> **Records**
## start

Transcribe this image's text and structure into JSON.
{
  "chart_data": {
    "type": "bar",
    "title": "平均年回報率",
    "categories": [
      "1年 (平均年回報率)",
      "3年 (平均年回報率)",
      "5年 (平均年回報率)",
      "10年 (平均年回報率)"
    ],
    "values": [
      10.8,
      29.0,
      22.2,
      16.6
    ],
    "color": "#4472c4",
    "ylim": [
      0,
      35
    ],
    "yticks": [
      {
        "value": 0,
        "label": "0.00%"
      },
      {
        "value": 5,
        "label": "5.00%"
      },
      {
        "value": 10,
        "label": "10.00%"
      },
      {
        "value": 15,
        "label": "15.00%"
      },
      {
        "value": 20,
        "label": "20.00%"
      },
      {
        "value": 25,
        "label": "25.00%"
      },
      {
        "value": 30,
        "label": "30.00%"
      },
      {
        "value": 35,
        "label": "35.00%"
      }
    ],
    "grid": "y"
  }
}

## end

> **Direction**
Each record above should be repeated exactly as it appears.

> **Worked solution**
Transcribe this image's text and structure into JSON.
{
  "chart_data": {
    "type": "bar",
    "title": "平均年回報率",
    "categories": [
      "1年 (平均年回報率)",
      "3年 (平均年回報率)",
      "5年 (平均年回報率)",
      "10年 (平均年回報率)"
    ],
    "values": [
      10.8,
      29.0,
      22.2,
      16.6
    ],
    "color": "#4472c4",
    "ylim": [
      0,
      35
    ],
    "yticks": [
      {
        "value": 0,
        "label": "0.00%"
      },
      {
        "value": 5,
        "label": "5.00%"
      },
      {
        "value": 10,
        "label": "10.00%"
      },
      {
        "value": 15,
        "label": "15.00%"
      },
      {
        "value": 20,
        "label": "20.00%"
      },
      {
        "value": 25,
        "label": "25.00%"
      },
      {
        "value": 30,
        "label": "30.00%"
      },
      {
        "value": 35,
        "label": "35.00%"
      }
    ],
    "grid": "y"
  }
}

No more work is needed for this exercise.